*TASK OBJECTIVE*
Your task is to repeat all of the data exactly while excluding the pictures.

*Dataset items*
------

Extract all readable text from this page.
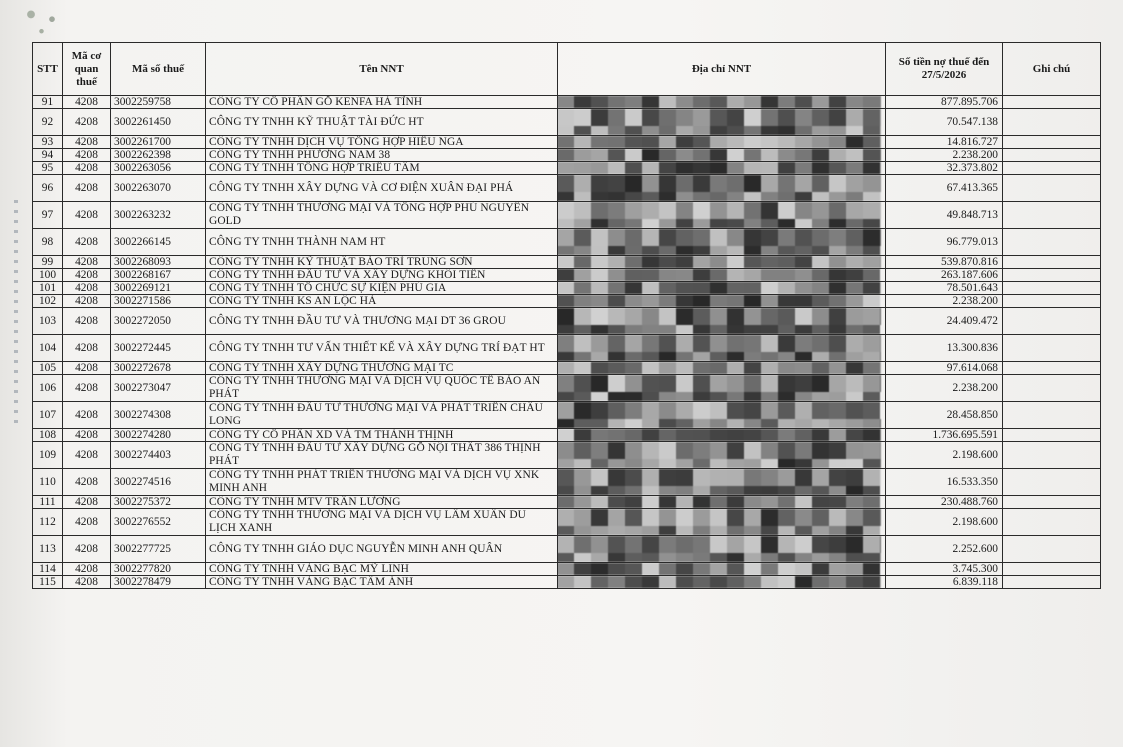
STT	Mã cơ quan thuế	Mã số thuế	Tên NNT	Địa chỉ NNT	Số tiền nợ thuế đến 27/5/2026	Ghi chú
91	4208	3002259758	CÔNG TY CỔ PHẦN GỖ KENFA HÀ TĨNH		877.895.706	
92	4208	3002261450	CÔNG TY TNHH KỸ THUẬT TÀI ĐỨC HT		70.547.138	
93	4208	3002261700	CÔNG TY TNHH DỊCH VỤ TỔNG HỢP HIẾU NGA		14.816.727	
94	4208	3002262398	CÔNG TY TNHH PHƯƠNG NAM 38		2.238.200	
95	4208	3002263056	CÔNG TY TNHH TỔNG HỢP TRIỀU TÂM		32.373.802	
96	4208	3002263070	CÔNG TY TNHH XÂY DỰNG VÀ CƠ ĐIỆN XUÂN ĐẠI PHÁ		67.413.365	
97	4208	3002263232	CÔNG TY TNHH THƯƠNG MẠI VÀ TỔNG HỢP PHÚ NGUYÊN GOLD		49.848.713	
98	4208	3002266145	CÔNG TY TNHH THÀNH NAM HT		96.779.013	
99	4208	3002268093	CÔNG TY TNHH KỸ THUẬT BẢO TRÌ TRUNG SƠN		539.870.816	
100	4208	3002268167	CÔNG TY TNHH ĐẦU TƯ VÀ XÂY DỰNG KHÔI TIẾN		263.187.606	
101	4208	3002269121	CÔNG TY TNHH TỔ CHỨC SỰ KIỆN PHÚ GIA		78.501.643	
102	4208	3002271586	CÔNG TY TNHH KS AN LỘC HÀ		2.238.200	
103	4208	3002272050	CÔNG TY TNHH ĐẦU TƯ VÀ THƯƠNG MẠI DT 36 GROU		24.409.472	
104	4208	3002272445	CÔNG TY TNHH TƯ VẤN THIẾT KẾ VÀ XÂY DỰNG TRÍ ĐẠT HT		13.300.836	
105	4208	3002272678	CÔNG TY TNHH XÂY DỰNG THƯƠNG MẠI TC		97.614.068	
106	4208	3002273047	CÔNG TY TNHH THƯƠNG MẠI VÀ DỊCH VỤ QUỐC TẾ BẢO AN PHÁT		2.238.200	
107	4208	3002274308	CÔNG TY TNHH ĐẦU TƯ THƯƠNG MẠI VÀ PHÁT TRIỂN CHÂU LONG		28.458.850	
108	4208	3002274280	CÔNG TY CỔ PHẦN XD VÀ TM THÀNH THỊNH		1.736.695.591	
109	4208	3002274403	CÔNG TY TNHH ĐẦU TƯ XÂY DỰNG GỖ NỘI THẤT 386 THỊNH PHÁT		2.198.600	
110	4208	3002274516	CÔNG TY TNHH PHÁT TRIỂN THƯƠNG MẠI VÀ DỊCH VỤ XNK MINH ANH		16.533.350	
111	4208	3002275372	CÔNG TY TNHH MTV TRẦN LƯƠNG		230.488.760	
112	4208	3002276552	CÔNG TY TNHH THƯƠNG MẠI VÀ DỊCH VỤ LÂM XUÂN DU LỊCH XANH		2.198.600	
113	4208	3002277725	CÔNG TY TNHH GIÁO DỤC NGUYỄN MINH ANH QUÂN		2.252.600	
114	4208	3002277820	CÔNG TY TNHH VÀNG BẠC MỸ LINH		3.745.300	
115	4208	3002278479	CÔNG TY TNHH VÀNG BẠC TÂM ÁNH		6.839.118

------

*WRITTEN RESPONSE*
Extract all readable text from this page.
STT	Mã cơ quan thuế	Mã số thuế	Tên NNT	Địa chỉ NNT	Số tiền nợ thuế đến 27/5/2026	Ghi chú
91	4208	3002259758	CÔNG TY CỔ PHẦN GỖ KENFA HÀ TĨNH		877.895.706	
92	4208	3002261450	CÔNG TY TNHH KỸ THUẬT TÀI ĐỨC HT		70.547.138	
93	4208	3002261700	CÔNG TY TNHH DỊCH VỤ TỔNG HỢP HIẾU NGA		14.816.727	
94	4208	3002262398	CÔNG TY TNHH PHƯƠNG NAM 38		2.238.200	
95	4208	3002263056	CÔNG TY TNHH TỔNG HỢP TRIỀU TÂM		32.373.802	
96	4208	3002263070	CÔNG TY TNHH XÂY DỰNG VÀ CƠ ĐIỆN XUÂN ĐẠI PHÁ		67.413.365	
97	4208	3002263232	CÔNG TY TNHH THƯƠNG MẠI VÀ TỔNG HỢP PHÚ NGUYÊN GOLD		49.848.713	
98	4208	3002266145	CÔNG TY TNHH THÀNH NAM HT		96.779.013	
99	4208	3002268093	CÔNG TY TNHH KỸ THUẬT BẢO TRÌ TRUNG SƠN		539.870.816	
100	4208	3002268167	CÔNG TY TNHH ĐẦU TƯ VÀ XÂY DỰNG KHÔI TIẾN		263.187.606	
101	4208	3002269121	CÔNG TY TNHH TỔ CHỨC SỰ KIỆN PHÚ GIA		78.501.643	
102	4208	3002271586	CÔNG TY TNHH KS AN LỘC HÀ		2.238.200	
103	4208	3002272050	CÔNG TY TNHH ĐẦU TƯ VÀ THƯƠNG MẠI DT 36 GROU		24.409.472	
104	4208	3002272445	CÔNG TY TNHH TƯ VẤN THIẾT KẾ VÀ XÂY DỰNG TRÍ ĐẠT HT		13.300.836	
105	4208	3002272678	CÔNG TY TNHH XÂY DỰNG THƯƠNG MẠI TC		97.614.068	
106	4208	3002273047	CÔNG TY TNHH THƯƠNG MẠI VÀ DỊCH VỤ QUỐC TẾ BẢO AN PHÁT		2.238.200	
107	4208	3002274308	CÔNG TY TNHH ĐẦU TƯ THƯƠNG MẠI VÀ PHÁT TRIỂN CHÂU LONG		28.458.850	
108	4208	3002274280	CÔNG TY CỔ PHẦN XD VÀ TM THÀNH THỊNH		1.736.695.591	
109	4208	3002274403	CÔNG TY TNHH ĐẦU TƯ XÂY DỰNG GỖ NỘI THẤT 386 THỊNH PHÁT		2.198.600	
110	4208	3002274516	CÔNG TY TNHH PHÁT TRIỂN THƯƠNG MẠI VÀ DỊCH VỤ XNK MINH ANH		16.533.350	
111	4208	3002275372	CÔNG TY TNHH MTV TRẦN LƯƠNG		230.488.760	
112	4208	3002276552	CÔNG TY TNHH THƯƠNG MẠI VÀ DỊCH VỤ LÂM XUÂN DU LỊCH XANH		2.198.600	
113	4208	3002277725	CÔNG TY TNHH GIÁO DỤC NGUYỄN MINH ANH QUÂN		2.252.600	
114	4208	3002277820	CÔNG TY TNHH VÀNG BẠC MỸ LINH		3.745.300	
115	4208	3002278479	CÔNG TY TNHH VÀNG BẠC TÂM ÁNH		6.839.118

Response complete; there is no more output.